Record set:
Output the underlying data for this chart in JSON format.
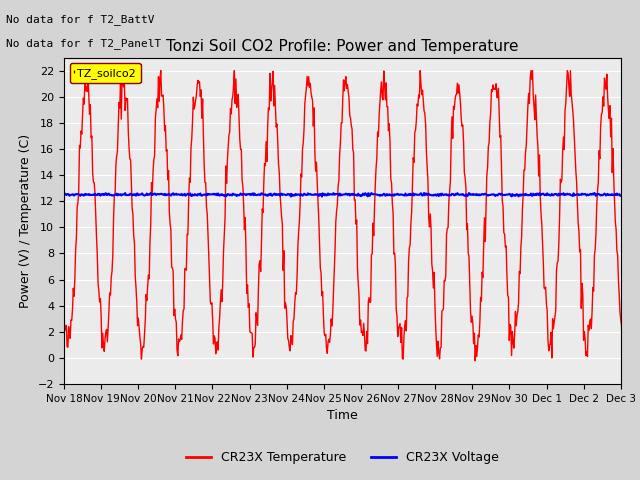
{
  "title": "Tonzi Soil CO2 Profile: Power and Temperature",
  "xlabel": "Time",
  "ylabel": "Power (V) / Temperature (C)",
  "ylim": [
    -2,
    23
  ],
  "yticks": [
    -2,
    0,
    2,
    4,
    6,
    8,
    10,
    12,
    14,
    16,
    18,
    20,
    22
  ],
  "annotation1": "No data for f T2_BattV",
  "annotation2": "No data for f T2_PanelT",
  "legend_label": "TZ_soilco2",
  "line1_label": "CR23X Temperature",
  "line2_label": "CR23X Voltage",
  "line1_color": "red",
  "line2_color": "blue",
  "voltage_level": 12.5,
  "plot_bg_color": "#ebebeb",
  "num_days": 16,
  "x_tick_labels": [
    "Nov 18",
    "Nov 19",
    "Nov 20",
    "Nov 21",
    "Nov 22",
    "Nov 23",
    "Nov 24",
    "Nov 25",
    "Nov 26",
    "Nov 27",
    "Nov 28",
    "Nov 29",
    "Nov 30",
    "Dec 1",
    "Dec 2",
    "Dec 3"
  ],
  "seed": 42
}
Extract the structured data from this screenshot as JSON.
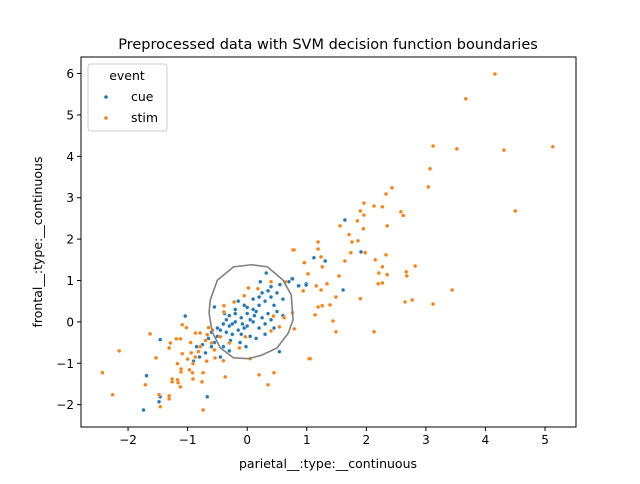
{
  "chart_data": {
    "type": "scatter",
    "title": "Preprocessed data with SVM decision function boundaries",
    "xlabel": "parietal__:type:__continuous",
    "ylabel": "frontal__:type:__continuous",
    "xlim": [
      -2.79,
      5.52
    ],
    "ylim": [
      -2.54,
      6.4
    ],
    "xticks": [
      -2,
      -1,
      0,
      1,
      2,
      3,
      4,
      5
    ],
    "yticks": [
      -2,
      -1,
      0,
      1,
      2,
      3,
      4,
      5,
      6
    ],
    "grid": false,
    "legend": {
      "title": "event",
      "placement": "top-left"
    },
    "series": [
      {
        "name": "cue",
        "color": "#1f77b4",
        "points": [
          [
            1.64,
            2.46
          ],
          [
            1.12,
            1.55
          ],
          [
            1.31,
            1.47
          ],
          [
            1.91,
            1.69
          ],
          [
            0.87,
            0.87
          ],
          [
            0.99,
            0.92
          ],
          [
            1.61,
            0.77
          ],
          [
            0.75,
            1.04
          ],
          [
            -1.74,
            -2.13
          ],
          [
            -1.69,
            -1.3
          ],
          [
            -1.46,
            -1.81
          ],
          [
            -1.48,
            -1.93
          ],
          [
            -1.46,
            -0.43
          ],
          [
            -1.04,
            0.14
          ],
          [
            -0.67,
            -1.81
          ],
          [
            -0.55,
            0.36
          ],
          [
            0.32,
            1.18
          ],
          [
            0.22,
            0.97
          ],
          [
            0.54,
            -0.72
          ],
          [
            -0.02,
            -0.6
          ],
          [
            0.7,
            0.97
          ],
          [
            0.76,
            1.04
          ],
          [
            0.86,
            0.87
          ],
          [
            0.99,
            0.89
          ],
          [
            -0.3,
            -0.1
          ],
          [
            -0.2,
            0.0
          ],
          [
            -0.1,
            0.1
          ],
          [
            0.0,
            0.2
          ],
          [
            0.1,
            0.3
          ],
          [
            0.2,
            0.4
          ],
          [
            0.3,
            0.5
          ],
          [
            0.4,
            0.6
          ],
          [
            0.5,
            0.7
          ],
          [
            0.45,
            0.4
          ],
          [
            0.35,
            0.2
          ],
          [
            0.25,
            0.1
          ],
          [
            0.15,
            0.25
          ],
          [
            0.05,
            0.05
          ],
          [
            -0.05,
            -0.15
          ],
          [
            -0.15,
            -0.2
          ],
          [
            -0.25,
            -0.3
          ],
          [
            -0.35,
            -0.25
          ],
          [
            -0.4,
            -0.05
          ],
          [
            -0.45,
            -0.2
          ],
          [
            -0.5,
            -0.35
          ],
          [
            -0.55,
            -0.5
          ],
          [
            -0.6,
            -0.6
          ],
          [
            -0.65,
            -0.4
          ],
          [
            -0.7,
            -0.75
          ],
          [
            -0.8,
            -0.85
          ],
          [
            -0.85,
            -0.6
          ],
          [
            -0.9,
            -0.95
          ],
          [
            -0.75,
            -0.55
          ],
          [
            -0.3,
            0.15
          ],
          [
            -0.2,
            0.3
          ],
          [
            -0.1,
            -0.3
          ],
          [
            0.0,
            -0.1
          ],
          [
            0.1,
            0.0
          ],
          [
            0.2,
            -0.15
          ],
          [
            0.3,
            -0.05
          ],
          [
            0.4,
            0.05
          ],
          [
            0.5,
            0.25
          ],
          [
            0.6,
            0.55
          ],
          [
            0.55,
            0.9
          ],
          [
            0.4,
            0.85
          ],
          [
            0.25,
            0.7
          ],
          [
            0.1,
            0.55
          ],
          [
            -0.05,
            0.4
          ],
          [
            -0.2,
            0.2
          ],
          [
            -0.35,
            0.05
          ],
          [
            -0.28,
            -0.45
          ],
          [
            -0.12,
            -0.5
          ],
          [
            0.05,
            -0.35
          ],
          [
            0.15,
            -0.4
          ],
          [
            0.3,
            -0.3
          ],
          [
            -0.4,
            -0.6
          ],
          [
            -0.5,
            -0.15
          ],
          [
            -0.6,
            -0.25
          ],
          [
            -0.3,
            -0.7
          ],
          [
            -0.45,
            -0.85
          ],
          [
            0.2,
            0.6
          ],
          [
            0.35,
            0.75
          ],
          [
            -0.15,
            0.5
          ],
          [
            -0.25,
            -0.05
          ],
          [
            -0.38,
            0.2
          ],
          [
            0.0,
            0.35
          ],
          [
            0.12,
            0.15
          ],
          [
            -0.08,
            -0.05
          ],
          [
            0.6,
            0.15
          ],
          [
            0.45,
            -0.15
          ]
        ]
      },
      {
        "name": "stim",
        "color": "#ff7f0e",
        "points": [
          [
            4.16,
            5.99
          ],
          [
            3.67,
            5.39
          ],
          [
            3.12,
            4.25
          ],
          [
            3.52,
            4.18
          ],
          [
            4.31,
            4.15
          ],
          [
            5.13,
            4.23
          ],
          [
            3.07,
            3.7
          ],
          [
            3.04,
            3.26
          ],
          [
            2.43,
            3.24
          ],
          [
            2.33,
            3.09
          ],
          [
            4.5,
            2.68
          ],
          [
            1.96,
            2.87
          ],
          [
            2.13,
            2.8
          ],
          [
            2.27,
            2.78
          ],
          [
            2.58,
            2.66
          ],
          [
            2.62,
            2.57
          ],
          [
            1.9,
            2.68
          ],
          [
            1.96,
            2.58
          ],
          [
            1.85,
            2.44
          ],
          [
            1.95,
            2.25
          ],
          [
            2.35,
            2.32
          ],
          [
            1.56,
            2.32
          ],
          [
            1.71,
            2.11
          ],
          [
            1.76,
            1.93
          ],
          [
            1.86,
            1.96
          ],
          [
            1.19,
            1.93
          ],
          [
            1.19,
            1.76
          ],
          [
            0.79,
            1.74
          ],
          [
            1.74,
            1.67
          ],
          [
            1.98,
            1.67
          ],
          [
            2.33,
            1.62
          ],
          [
            1.24,
            1.57
          ],
          [
            0.96,
            1.43
          ],
          [
            1.64,
            1.47
          ],
          [
            2.15,
            1.5
          ],
          [
            1.26,
            1.33
          ],
          [
            2.27,
            1.33
          ],
          [
            2.82,
            1.35
          ],
          [
            2.21,
            1.18
          ],
          [
            2.67,
            1.21
          ],
          [
            2.68,
            1.11
          ],
          [
            2.35,
            1.14
          ],
          [
            1.02,
            1.16
          ],
          [
            1.54,
            1.11
          ],
          [
            2.2,
            0.92
          ],
          [
            2.27,
            0.94
          ],
          [
            1.34,
            0.92
          ],
          [
            1.16,
            0.87
          ],
          [
            1.24,
            0.77
          ],
          [
            0.94,
            0.75
          ],
          [
            3.44,
            0.77
          ],
          [
            1.49,
            0.6
          ],
          [
            1.9,
            0.56
          ],
          [
            2.65,
            0.48
          ],
          [
            2.77,
            0.53
          ],
          [
            3.12,
            0.43
          ],
          [
            1.39,
            0.41
          ],
          [
            1.26,
            0.39
          ],
          [
            1.19,
            0.36
          ],
          [
            1.14,
            0.17
          ],
          [
            1.44,
            0.02
          ],
          [
            1.49,
            -0.24
          ],
          [
            2.13,
            -0.24
          ],
          [
            1.06,
            -0.89
          ],
          [
            0.79,
            -0.17
          ],
          [
            -2.43,
            -1.23
          ],
          [
            -2.26,
            -1.76
          ],
          [
            -2.15,
            -0.7
          ],
          [
            -1.63,
            -0.29
          ],
          [
            -1.53,
            -0.87
          ],
          [
            -1.71,
            -1.52
          ],
          [
            -1.48,
            -1.76
          ],
          [
            -1.46,
            -2.05
          ],
          [
            -1.31,
            -1.79
          ],
          [
            -1.31,
            -1.86
          ],
          [
            -1.26,
            -1.38
          ],
          [
            -1.26,
            -1.45
          ],
          [
            -1.17,
            -1.4
          ],
          [
            -1.16,
            -1.47
          ],
          [
            -1.12,
            -1.57
          ],
          [
            -1.29,
            -0.51
          ],
          [
            -1.31,
            -0.63
          ],
          [
            -1.19,
            -0.41
          ],
          [
            -1.12,
            -0.41
          ],
          [
            -1.09,
            -0.07
          ],
          [
            -1.02,
            -0.14
          ],
          [
            -1.17,
            -1.01
          ],
          [
            -1.09,
            -0.77
          ],
          [
            -1.11,
            -1.14
          ],
          [
            -1.11,
            -1.21
          ],
          [
            -0.94,
            -0.75
          ],
          [
            -0.87,
            -0.85
          ],
          [
            -0.91,
            -1.01
          ],
          [
            -0.97,
            -1.16
          ],
          [
            -0.92,
            -1.23
          ],
          [
            -0.91,
            -1.38
          ],
          [
            -0.76,
            -1.45
          ],
          [
            -0.74,
            -1.23
          ],
          [
            -0.74,
            -2.13
          ],
          [
            -0.82,
            -0.72
          ],
          [
            -0.79,
            -0.6
          ],
          [
            -0.87,
            -0.27
          ],
          [
            -0.79,
            -0.27
          ],
          [
            -0.65,
            -0.14
          ],
          [
            -0.67,
            -0.31
          ],
          [
            -0.6,
            -0.51
          ],
          [
            -0.55,
            -0.68
          ],
          [
            -0.54,
            -0.87
          ],
          [
            -0.4,
            -0.94
          ],
          [
            -0.37,
            -1.33
          ],
          [
            -0.3,
            -0.51
          ],
          [
            -0.45,
            -0.36
          ],
          [
            -0.39,
            0.39
          ],
          [
            -0.39,
            0.24
          ],
          [
            -0.22,
            0.48
          ],
          [
            -0.05,
            0.63
          ],
          [
            0.02,
            0.82
          ],
          [
            0.18,
            0.8
          ],
          [
            0.4,
            0.97
          ],
          [
            0.44,
            0.14
          ],
          [
            0.54,
            -0.12
          ],
          [
            0.4,
            -0.22
          ],
          [
            0.62,
            0.1
          ],
          [
            0.76,
            0.22
          ],
          [
            -0.03,
            -0.36
          ],
          [
            0.2,
            -1.28
          ],
          [
            0.45,
            -1.23
          ],
          [
            0.35,
            -1.52
          ],
          [
            0.05,
            -0.89
          ],
          [
            -0.13,
            -0.63
          ],
          [
            0.64,
            0.97
          ],
          [
            1.04,
            -0.89
          ],
          [
            0.77,
            1.74
          ],
          [
            -0.7,
            -0.45
          ],
          [
            -0.58,
            -0.2
          ],
          [
            -0.95,
            -0.5
          ],
          [
            -1.0,
            -0.9
          ],
          [
            -0.68,
            -0.95
          ]
        ]
      }
    ],
    "decision_boundary": {
      "color": "#808080",
      "points": [
        [
          -0.62,
          0.53
        ],
        [
          -0.5,
          1.01
        ],
        [
          -0.23,
          1.33
        ],
        [
          0.07,
          1.38
        ],
        [
          0.34,
          1.33
        ],
        [
          0.6,
          1.01
        ],
        [
          0.74,
          0.65
        ],
        [
          0.77,
          0.05
        ],
        [
          0.69,
          -0.27
        ],
        [
          0.5,
          -0.63
        ],
        [
          0.25,
          -0.8
        ],
        [
          0.02,
          -0.89
        ],
        [
          -0.23,
          -0.87
        ],
        [
          -0.45,
          -0.63
        ],
        [
          -0.59,
          -0.24
        ],
        [
          -0.64,
          0.22
        ],
        [
          -0.62,
          0.53
        ]
      ]
    }
  }
}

Exercise description:
Show the lines from the data above that contain the string "Temperature".

Task answer:
  "title": "Tonzi Soil CO2 Profile: Power and Temperature",
  "ylabel": "Power (V) / Temperature (C)",
  "line1_label": "CR23X Temperature",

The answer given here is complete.